[Begin Source records]

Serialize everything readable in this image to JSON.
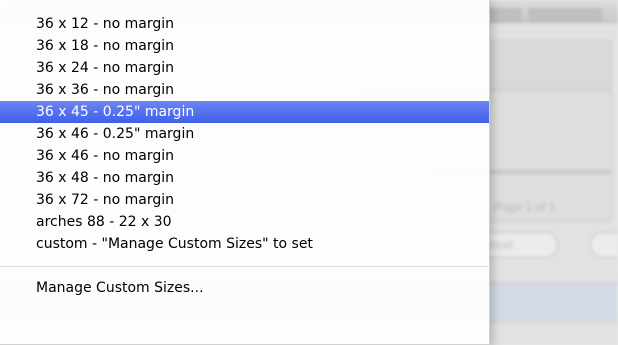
{
  "background": {
    "cancel_label": "Cancel",
    "page_label": "Page 1 of 1"
  },
  "menu": {
    "items": [
      {
        "label": "36 x 12 - no margin",
        "selected": false
      },
      {
        "label": "36 x 18 - no margin",
        "selected": false
      },
      {
        "label": "36 x 24 - no margin",
        "selected": false
      },
      {
        "label": "36 x 36 - no margin",
        "selected": false
      },
      {
        "label": "36 x 45 - 0.25\" margin",
        "selected": true
      },
      {
        "label": "36 x 46 - 0.25\" margin",
        "selected": false
      },
      {
        "label": "36 x 46 - no margin",
        "selected": false
      },
      {
        "label": "36 x 48 - no margin",
        "selected": false
      },
      {
        "label": "36 x 72 - no margin",
        "selected": false
      },
      {
        "label": "arches 88 - 22 x 30",
        "selected": false
      },
      {
        "label": "custom - \"Manage Custom Sizes\" to set",
        "selected": false
      }
    ],
    "manage_label": "Manage Custom Sizes...",
    "highlight_color": "#3e5fe9"
  }
}
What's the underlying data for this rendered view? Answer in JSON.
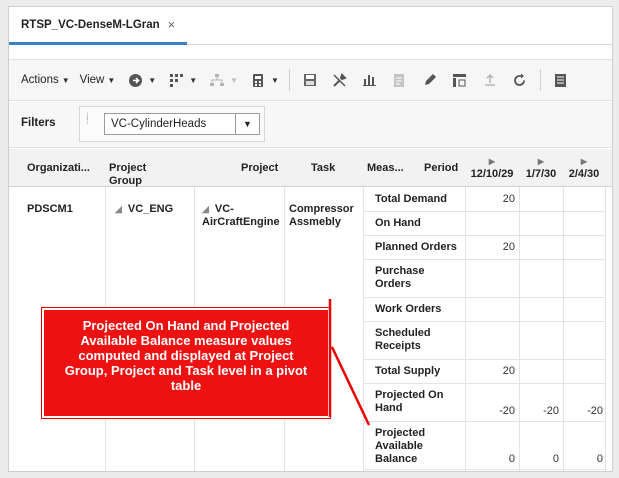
{
  "tab": {
    "title": "RTSP_VC-DenseM-LGran",
    "close": "×"
  },
  "toolbar": {
    "actions_label": "Actions",
    "view_label": "View",
    "icons": [
      "go-icon",
      "layout-icon",
      "hierarchy-icon",
      "calculator-icon",
      "save-icon",
      "tools-icon",
      "chart-icon",
      "document-icon",
      "edit-icon",
      "pivot-icon",
      "export-icon",
      "refresh-icon",
      "sheet-icon"
    ]
  },
  "filters": {
    "label": "Filters",
    "selected": "VC-CylinderHeads"
  },
  "pivot": {
    "headers": {
      "organization": "Organizati...",
      "project_group": "Project Group",
      "project": "Project",
      "task": "Task",
      "measure": "Meas...",
      "period": "Period"
    },
    "periods": [
      "12/10/29",
      "1/7/30",
      "2/4/30"
    ],
    "row": {
      "organization": "PDSCM1",
      "project_group": "VC_ENG",
      "project": "VC-AirCraftEngine",
      "project_line1": "VC-",
      "project_line2": "AirCraftEngine",
      "task_line1": "Compressor",
      "task_line2": "Assmebly"
    },
    "measures": [
      {
        "name": "Total Demand",
        "values": [
          "20",
          "",
          ""
        ]
      },
      {
        "name": "On Hand",
        "values": [
          "",
          "",
          ""
        ]
      },
      {
        "name": "Planned Orders",
        "values": [
          "20",
          "",
          ""
        ]
      },
      {
        "name": "Purchase Orders",
        "line1": "Purchase",
        "line2": "Orders",
        "values": [
          "",
          "",
          ""
        ]
      },
      {
        "name": "Work Orders",
        "values": [
          "",
          "",
          ""
        ]
      },
      {
        "name": "Scheduled Receipts",
        "line1": "Scheduled",
        "line2": "Receipts",
        "values": [
          "",
          "",
          ""
        ]
      },
      {
        "name": "Total Supply",
        "values": [
          "20",
          "",
          ""
        ]
      },
      {
        "name": "Projected On Hand",
        "line1": "Projected On",
        "line2": "Hand",
        "values": [
          "-20",
          "-20",
          "-20"
        ]
      },
      {
        "name": "Projected Available Balance",
        "line1": "Projected",
        "line2": "Available",
        "line3": "Balance",
        "values": [
          "0",
          "0",
          "0"
        ]
      }
    ]
  },
  "callout": {
    "text": "Projected On Hand and Projected Available Balance measure values computed and displayed at Project Group, Project and Task level in a pivot table"
  },
  "colors": {
    "callout_bg": "#ee1111",
    "tab_accent": "#3a7ec6"
  }
}
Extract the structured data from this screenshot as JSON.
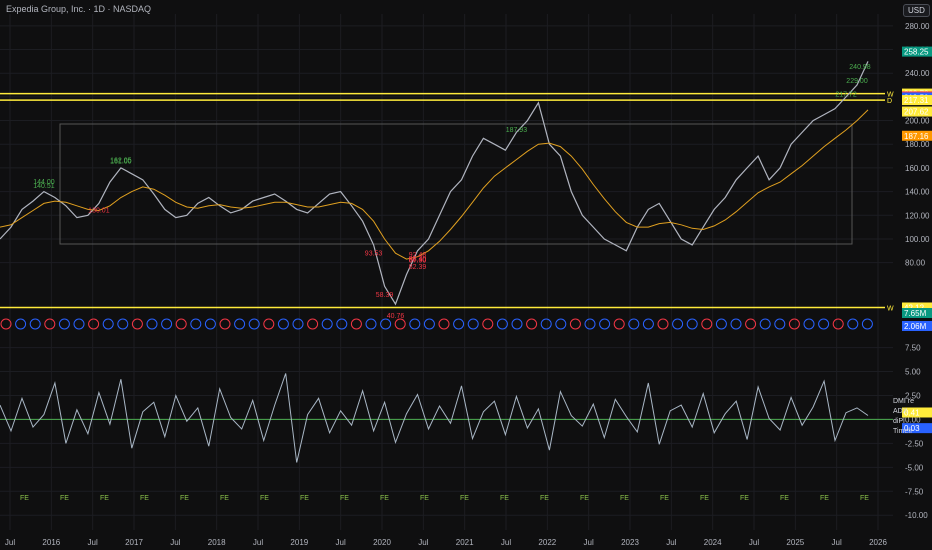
{
  "header": {
    "title": "Expedia Group, Inc. · 1D · NASDAQ",
    "currency": "USD"
  },
  "chart_data": [
    {
      "type": "line",
      "name": "price",
      "x_ticks": [
        "Jul",
        "2016",
        "Jul",
        "2017",
        "Jul",
        "2018",
        "Jul",
        "2019",
        "Jul",
        "2020",
        "Jul",
        "2021",
        "Jul",
        "2022",
        "Jul",
        "2023",
        "Jul",
        "2024",
        "Jul",
        "2025",
        "Jul",
        "2026"
      ],
      "y_ticks": [
        80,
        100,
        120,
        140,
        160,
        180,
        200,
        220,
        240,
        260,
        280
      ],
      "ylim": [
        40,
        290
      ],
      "series": [
        {
          "values": [
            100,
            110,
            125,
            132,
            140,
            135,
            128,
            118,
            120,
            130,
            148,
            160,
            155,
            150,
            138,
            125,
            118,
            120,
            130,
            135,
            128,
            122,
            125,
            132,
            135,
            138,
            132,
            125,
            122,
            130,
            138,
            140,
            128,
            115,
            95,
            60,
            45,
            70,
            90,
            100,
            120,
            140,
            150,
            170,
            185,
            180,
            175,
            190,
            200,
            215,
            180,
            170,
            140,
            120,
            110,
            100,
            95,
            90,
            110,
            125,
            130,
            115,
            100,
            95,
            110,
            125,
            135,
            150,
            160,
            170,
            150,
            160,
            180,
            190,
            200,
            205,
            210,
            220,
            230,
            250
          ]
        },
        {
          "values": [
            110,
            112,
            118,
            124,
            130,
            132,
            131,
            128,
            125,
            124,
            128,
            135,
            140,
            144,
            142,
            137,
            131,
            127,
            126,
            128,
            129,
            127,
            126,
            127,
            129,
            131,
            131,
            129,
            127,
            127,
            129,
            131,
            130,
            125,
            115,
            100,
            88,
            83,
            85,
            90,
            98,
            108,
            119,
            131,
            143,
            153,
            160,
            167,
            174,
            180,
            181,
            178,
            170,
            159,
            146,
            134,
            123,
            114,
            110,
            110,
            113,
            114,
            112,
            109,
            108,
            111,
            116,
            123,
            131,
            139,
            144,
            148,
            155,
            162,
            170,
            178,
            185,
            192,
            200,
            209
          ]
        }
      ],
      "high_labels": [
        "140.51",
        "161.00",
        "144.00",
        "187.93",
        "217.72",
        "162.05",
        "240.98",
        "229.00"
      ],
      "low_labels": [
        "88.40",
        "93.53",
        "58.39",
        "40.76",
        "87.90",
        "88.70",
        "82.39",
        "92.48",
        "130.01"
      ],
      "levels": [
        {
          "label": "W",
          "value": "222.78"
        },
        {
          "label": "D",
          "value": "217.31"
        },
        {
          "label": "W",
          "value": "42.12"
        }
      ],
      "price_tags": [
        {
          "value": "258.25",
          "color": "#089981"
        },
        {
          "value": "222.78",
          "color": "#ffeb3b"
        },
        {
          "value": "220.41",
          "color": "#f23645"
        },
        {
          "value": "219.50",
          "color": "#2962ff"
        },
        {
          "value": "217.31",
          "color": "#ffeb3b"
        },
        {
          "value": "207.62",
          "color": "#ffeb3b"
        },
        {
          "value": "187.16",
          "color": "#ff9800"
        },
        {
          "value": "42.12",
          "color": "#ffeb3b"
        }
      ],
      "volume_tags": [
        {
          "value": "7.65M",
          "color": "#089981"
        },
        {
          "value": "2.06M",
          "color": "#2962ff"
        }
      ]
    },
    {
      "type": "line",
      "name": "DMI oscillator",
      "y_ticks": [
        "7.50",
        "5.00",
        "2.50",
        "0.00",
        "-2.50",
        "-5.00",
        "-7.50",
        "-10.00"
      ],
      "ylim": [
        -10.5,
        8.5
      ],
      "values": [
        1.5,
        -1.2,
        2.2,
        -0.8,
        0.5,
        3.8,
        -2.5,
        1.0,
        -1.5,
        2.8,
        -0.5,
        4.2,
        -3.0,
        0.8,
        1.8,
        -1.8,
        2.5,
        -0.2,
        1.2,
        -2.8,
        3.2,
        0.2,
        -1.0,
        2.0,
        -2.2,
        1.5,
        4.8,
        -4.5,
        0.5,
        2.2,
        -1.4,
        0.9,
        -0.6,
        3.0,
        -1.2,
        1.8,
        -2.4,
        0.6,
        2.6,
        -1.0,
        1.4,
        -0.4,
        3.5,
        -2.0,
        0.8,
        1.9,
        -1.6,
        2.4,
        -0.9,
        1.1,
        -3.2,
        2.9,
        0.4,
        -0.7,
        1.6,
        -1.9,
        2.1,
        0.3,
        -1.3,
        3.8,
        -2.6,
        0.9,
        1.5,
        -0.8,
        2.7,
        -1.4,
        0.6,
        1.9,
        -2.1,
        3.4,
        0.1,
        -1.1,
        2.3,
        -0.6,
        1.3,
        4.0,
        -2.2,
        0.7,
        1.2,
        0.41
      ],
      "tags": [
        {
          "value": "0.41",
          "color": "#ffeb3b",
          "text_color": "#000"
        },
        {
          "value": "0.03",
          "color": "#2962ff",
          "text_color": "#fff"
        }
      ],
      "legend": [
        "DMI re",
        "ADX",
        "diPl",
        "Timefr"
      ],
      "marker_text": "FE"
    }
  ]
}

[End Source records]

== Goal ==
Each line that holds the word "JSON" should be extracted from the records.

== Task response ==
Serialize everything readable in this image to JSON.
What's the underlying data for this rendered view? Answer in JSON.
Extract the structured data from this screenshot as JSON.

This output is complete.